#### Rows from a layout dataset
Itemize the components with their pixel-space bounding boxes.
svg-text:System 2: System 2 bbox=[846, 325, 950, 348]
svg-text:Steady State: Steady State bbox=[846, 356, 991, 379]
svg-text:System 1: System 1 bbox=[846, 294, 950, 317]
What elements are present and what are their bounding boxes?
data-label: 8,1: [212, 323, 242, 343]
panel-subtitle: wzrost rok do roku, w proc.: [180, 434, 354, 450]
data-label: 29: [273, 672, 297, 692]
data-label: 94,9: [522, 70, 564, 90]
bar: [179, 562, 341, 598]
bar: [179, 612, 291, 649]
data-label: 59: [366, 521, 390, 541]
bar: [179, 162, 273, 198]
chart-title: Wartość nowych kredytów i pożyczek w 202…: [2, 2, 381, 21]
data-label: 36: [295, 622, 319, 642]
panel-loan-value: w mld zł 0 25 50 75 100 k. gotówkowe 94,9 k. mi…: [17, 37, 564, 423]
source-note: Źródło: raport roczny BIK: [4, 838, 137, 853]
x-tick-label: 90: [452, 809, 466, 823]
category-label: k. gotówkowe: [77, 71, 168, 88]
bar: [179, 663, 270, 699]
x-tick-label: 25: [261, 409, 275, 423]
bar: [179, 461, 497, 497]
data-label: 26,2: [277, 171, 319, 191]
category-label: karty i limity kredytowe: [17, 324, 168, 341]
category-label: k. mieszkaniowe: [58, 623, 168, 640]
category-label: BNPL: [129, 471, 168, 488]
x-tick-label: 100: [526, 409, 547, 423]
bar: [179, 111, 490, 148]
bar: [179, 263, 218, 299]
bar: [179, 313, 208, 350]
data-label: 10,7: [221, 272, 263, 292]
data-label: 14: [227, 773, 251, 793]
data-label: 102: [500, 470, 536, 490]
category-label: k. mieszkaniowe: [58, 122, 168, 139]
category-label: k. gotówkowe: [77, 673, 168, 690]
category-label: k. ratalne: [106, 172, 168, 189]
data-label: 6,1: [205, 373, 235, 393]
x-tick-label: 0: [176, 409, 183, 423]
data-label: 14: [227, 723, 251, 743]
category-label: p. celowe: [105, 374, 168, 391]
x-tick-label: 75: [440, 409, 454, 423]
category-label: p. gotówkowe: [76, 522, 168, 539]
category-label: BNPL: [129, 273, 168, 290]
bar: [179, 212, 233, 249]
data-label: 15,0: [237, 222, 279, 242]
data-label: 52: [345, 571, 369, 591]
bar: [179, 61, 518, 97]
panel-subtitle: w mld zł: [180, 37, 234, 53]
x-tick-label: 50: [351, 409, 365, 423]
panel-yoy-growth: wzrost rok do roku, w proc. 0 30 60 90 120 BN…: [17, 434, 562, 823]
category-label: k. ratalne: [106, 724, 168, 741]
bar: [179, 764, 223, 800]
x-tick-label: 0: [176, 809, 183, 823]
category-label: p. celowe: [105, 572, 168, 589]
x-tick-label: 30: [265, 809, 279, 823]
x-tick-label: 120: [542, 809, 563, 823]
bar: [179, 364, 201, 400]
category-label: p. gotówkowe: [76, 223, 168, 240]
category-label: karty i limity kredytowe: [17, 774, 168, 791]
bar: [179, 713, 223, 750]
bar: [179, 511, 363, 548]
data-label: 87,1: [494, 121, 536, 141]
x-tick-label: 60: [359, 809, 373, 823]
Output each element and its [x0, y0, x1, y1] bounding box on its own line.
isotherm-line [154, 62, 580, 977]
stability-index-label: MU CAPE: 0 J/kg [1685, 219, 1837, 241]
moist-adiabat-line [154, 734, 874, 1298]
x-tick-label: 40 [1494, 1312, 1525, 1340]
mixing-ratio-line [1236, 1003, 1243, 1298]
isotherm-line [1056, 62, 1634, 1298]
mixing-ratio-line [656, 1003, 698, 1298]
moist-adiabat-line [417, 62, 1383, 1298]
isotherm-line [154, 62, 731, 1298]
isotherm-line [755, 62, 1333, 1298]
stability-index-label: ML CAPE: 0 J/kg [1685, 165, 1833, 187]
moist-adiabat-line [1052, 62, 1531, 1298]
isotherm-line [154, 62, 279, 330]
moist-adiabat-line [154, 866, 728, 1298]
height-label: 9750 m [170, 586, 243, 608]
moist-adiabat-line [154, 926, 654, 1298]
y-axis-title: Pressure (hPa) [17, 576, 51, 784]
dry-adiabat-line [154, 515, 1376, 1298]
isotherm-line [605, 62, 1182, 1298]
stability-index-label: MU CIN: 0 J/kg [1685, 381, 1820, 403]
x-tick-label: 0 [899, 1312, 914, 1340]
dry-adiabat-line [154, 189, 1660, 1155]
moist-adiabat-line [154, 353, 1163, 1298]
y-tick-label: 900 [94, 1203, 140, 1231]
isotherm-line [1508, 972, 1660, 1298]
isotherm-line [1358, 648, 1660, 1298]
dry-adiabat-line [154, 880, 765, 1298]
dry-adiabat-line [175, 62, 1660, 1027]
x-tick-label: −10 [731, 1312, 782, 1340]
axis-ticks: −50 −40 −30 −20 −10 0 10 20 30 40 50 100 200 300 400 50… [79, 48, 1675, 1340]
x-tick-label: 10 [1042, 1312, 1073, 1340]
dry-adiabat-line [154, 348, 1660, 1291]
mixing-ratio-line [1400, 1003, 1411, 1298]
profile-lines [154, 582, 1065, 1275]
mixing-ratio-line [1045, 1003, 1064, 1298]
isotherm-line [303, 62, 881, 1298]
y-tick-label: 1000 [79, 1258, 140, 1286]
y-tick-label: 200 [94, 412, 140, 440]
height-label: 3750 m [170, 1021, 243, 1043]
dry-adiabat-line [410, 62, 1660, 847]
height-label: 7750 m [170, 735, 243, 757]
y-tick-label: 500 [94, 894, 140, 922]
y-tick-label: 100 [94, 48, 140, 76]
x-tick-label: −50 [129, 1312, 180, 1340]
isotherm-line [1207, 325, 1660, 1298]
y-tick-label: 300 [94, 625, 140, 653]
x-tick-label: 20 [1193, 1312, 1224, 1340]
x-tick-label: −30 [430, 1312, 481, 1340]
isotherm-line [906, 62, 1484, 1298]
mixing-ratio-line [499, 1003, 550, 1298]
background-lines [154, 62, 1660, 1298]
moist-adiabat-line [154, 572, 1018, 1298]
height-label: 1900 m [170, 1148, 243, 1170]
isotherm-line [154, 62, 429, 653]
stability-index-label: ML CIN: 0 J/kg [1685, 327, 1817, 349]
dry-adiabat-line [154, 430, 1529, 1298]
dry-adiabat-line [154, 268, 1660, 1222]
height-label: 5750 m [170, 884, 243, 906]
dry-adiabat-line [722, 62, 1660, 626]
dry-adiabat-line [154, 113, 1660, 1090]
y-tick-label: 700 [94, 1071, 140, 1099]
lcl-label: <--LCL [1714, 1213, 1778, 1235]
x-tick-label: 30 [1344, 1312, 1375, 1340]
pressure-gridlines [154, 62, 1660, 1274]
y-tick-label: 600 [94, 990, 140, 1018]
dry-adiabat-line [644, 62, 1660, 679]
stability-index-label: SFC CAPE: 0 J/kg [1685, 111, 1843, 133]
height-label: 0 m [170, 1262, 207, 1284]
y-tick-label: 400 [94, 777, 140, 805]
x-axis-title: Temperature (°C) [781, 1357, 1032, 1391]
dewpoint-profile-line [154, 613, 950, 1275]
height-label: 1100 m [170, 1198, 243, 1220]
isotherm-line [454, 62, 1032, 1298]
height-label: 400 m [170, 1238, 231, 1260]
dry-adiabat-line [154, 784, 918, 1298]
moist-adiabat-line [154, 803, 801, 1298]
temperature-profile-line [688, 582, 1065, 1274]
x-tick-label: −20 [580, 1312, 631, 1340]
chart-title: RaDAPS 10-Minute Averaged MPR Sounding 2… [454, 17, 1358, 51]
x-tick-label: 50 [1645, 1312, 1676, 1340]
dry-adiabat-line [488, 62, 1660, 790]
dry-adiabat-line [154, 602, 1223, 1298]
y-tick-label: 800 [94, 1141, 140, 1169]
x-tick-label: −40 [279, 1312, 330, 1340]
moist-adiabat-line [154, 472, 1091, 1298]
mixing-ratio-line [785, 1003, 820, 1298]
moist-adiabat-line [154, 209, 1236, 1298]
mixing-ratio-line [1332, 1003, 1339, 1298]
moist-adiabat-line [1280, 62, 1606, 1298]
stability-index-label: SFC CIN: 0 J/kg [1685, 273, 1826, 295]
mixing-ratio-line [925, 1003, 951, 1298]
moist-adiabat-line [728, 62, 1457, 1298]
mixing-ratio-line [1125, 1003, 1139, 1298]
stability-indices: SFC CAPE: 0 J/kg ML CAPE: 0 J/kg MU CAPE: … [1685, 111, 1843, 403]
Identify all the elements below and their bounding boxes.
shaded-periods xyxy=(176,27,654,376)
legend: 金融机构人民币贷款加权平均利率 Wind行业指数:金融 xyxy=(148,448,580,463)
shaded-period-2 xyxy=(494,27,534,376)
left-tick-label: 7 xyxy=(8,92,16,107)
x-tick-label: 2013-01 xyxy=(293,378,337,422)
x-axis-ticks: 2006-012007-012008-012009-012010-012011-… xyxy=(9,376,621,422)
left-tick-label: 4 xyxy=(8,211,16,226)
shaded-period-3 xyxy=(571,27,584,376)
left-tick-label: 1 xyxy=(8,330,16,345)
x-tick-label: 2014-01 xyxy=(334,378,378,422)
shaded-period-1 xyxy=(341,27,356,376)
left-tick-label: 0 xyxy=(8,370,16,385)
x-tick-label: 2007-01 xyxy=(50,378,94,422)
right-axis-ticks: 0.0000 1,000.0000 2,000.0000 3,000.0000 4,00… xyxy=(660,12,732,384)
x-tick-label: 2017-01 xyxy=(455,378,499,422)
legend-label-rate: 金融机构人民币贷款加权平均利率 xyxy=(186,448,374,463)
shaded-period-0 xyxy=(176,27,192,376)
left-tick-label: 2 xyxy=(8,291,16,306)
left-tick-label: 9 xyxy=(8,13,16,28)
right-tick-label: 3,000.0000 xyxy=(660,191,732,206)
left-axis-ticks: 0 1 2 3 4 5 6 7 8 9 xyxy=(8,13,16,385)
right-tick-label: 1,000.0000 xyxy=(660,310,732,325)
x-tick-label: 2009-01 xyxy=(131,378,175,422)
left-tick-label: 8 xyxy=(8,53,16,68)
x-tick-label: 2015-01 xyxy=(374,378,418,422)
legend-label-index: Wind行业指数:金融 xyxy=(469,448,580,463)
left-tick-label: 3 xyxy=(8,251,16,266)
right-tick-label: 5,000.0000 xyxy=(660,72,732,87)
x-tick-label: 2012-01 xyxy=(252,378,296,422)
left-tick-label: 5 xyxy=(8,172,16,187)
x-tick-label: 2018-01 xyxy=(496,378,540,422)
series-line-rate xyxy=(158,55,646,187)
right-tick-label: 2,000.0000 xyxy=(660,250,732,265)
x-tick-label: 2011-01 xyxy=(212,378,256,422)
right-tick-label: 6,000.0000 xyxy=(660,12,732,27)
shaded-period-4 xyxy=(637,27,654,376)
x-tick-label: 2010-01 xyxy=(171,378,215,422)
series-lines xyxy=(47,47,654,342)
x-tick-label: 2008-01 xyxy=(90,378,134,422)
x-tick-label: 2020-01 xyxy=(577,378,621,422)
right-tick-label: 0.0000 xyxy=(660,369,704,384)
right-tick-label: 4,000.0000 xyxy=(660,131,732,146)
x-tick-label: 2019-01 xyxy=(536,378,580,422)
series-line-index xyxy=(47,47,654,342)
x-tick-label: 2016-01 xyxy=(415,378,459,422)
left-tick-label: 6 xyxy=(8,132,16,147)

#### The task
Render the lines of the records as a JSON list of strings, one string per line and no blank lines, starting at the first line and ending at the line that contains "category-label: p. celowe: [105, 374, 168, 391]".

#### Reply
[
  "Itemize the components with their pixel-space bounding boxes.",
  "svg-text:System 2: System 2 bbox=[846, 325, 950, 348]",
  "svg-text:Steady State: Steady State bbox=[846, 356, 991, 379]",
  "svg-text:System 1: System 1 bbox=[846, 294, 950, 317]",
  "What elements are present and what are their bounding boxes?",
  "data-label: 8,1: [212, 323, 242, 343]",
  "panel-subtitle: wzrost rok do roku, w proc.: [180, 434, 354, 450]",
  "data-label: 29: [273, 672, 297, 692]",
  "data-label: 94,9: [522, 70, 564, 90]",
  "bar: [179, 562, 341, 598]",
  "bar: [179, 612, 291, 649]",
  "data-label: 59: [366, 521, 390, 541]",
  "bar: [179, 162, 273, 198]",
  "chart-title: Wartość nowych kredytów i pożyczek w 202…: [2, 2, 381, 21]",
  "data-label: 36: [295, 622, 319, 642]",
  "panel-loan-value: w mld zł 0 25 50 75 100 k. gotówkowe 94,9 k. mi…: [17, 37, 564, 423]",
  "source-note: Źródło: raport roczny BIK: [4, 838, 137, 853]",
  "x-tick-label: 90: [452, 809, 466, 823]",
  "category-label: k. gotówkowe: [77, 71, 168, 88]",
  "bar: [179, 663, 270, 699]",
  "x-tick-label: 25: [261, 409, 275, 423]",
  "bar: [179, 461, 497, 497]",
  "data-label: 26,2: [277, 171, 319, 191]",
  "category-label: karty i limity kredytowe: [17, 324, 168, 341]",
  "category-label: k. mieszkaniowe: [58, 623, 168, 640]",
  "category-label: BNPL: [129, 471, 168, 488]",
  "x-tick-label: 100: [526, 409, 547, 423]",
  "bar: [179, 111, 490, 148]",
  "bar: [179, 263, 218, 299]",
  "bar: [179, 313, 208, 350]",
  "data-label: 10,7: [221, 272, 263, 292]",
  "data-label: 14: [227, 773, 251, 793]",
  "data-label: 102: [500, 470, 536, 490]",
  "category-label: k. mieszkaniowe: [58, 122, 168, 139]",
  "category-label: k. gotówkowe: [77, 673, 168, 690]",
  "category-label: k. ratalne: [106, 172, 168, 189]",
  "data-label: 6,1: [205, 373, 235, 393]",
  "x-tick-label: 0: [176, 409, 183, 423]",
  "data-label: 14: [227, 723, 251, 743]",
  "category-label: p. celowe: [105, 374, 168, 391]"
]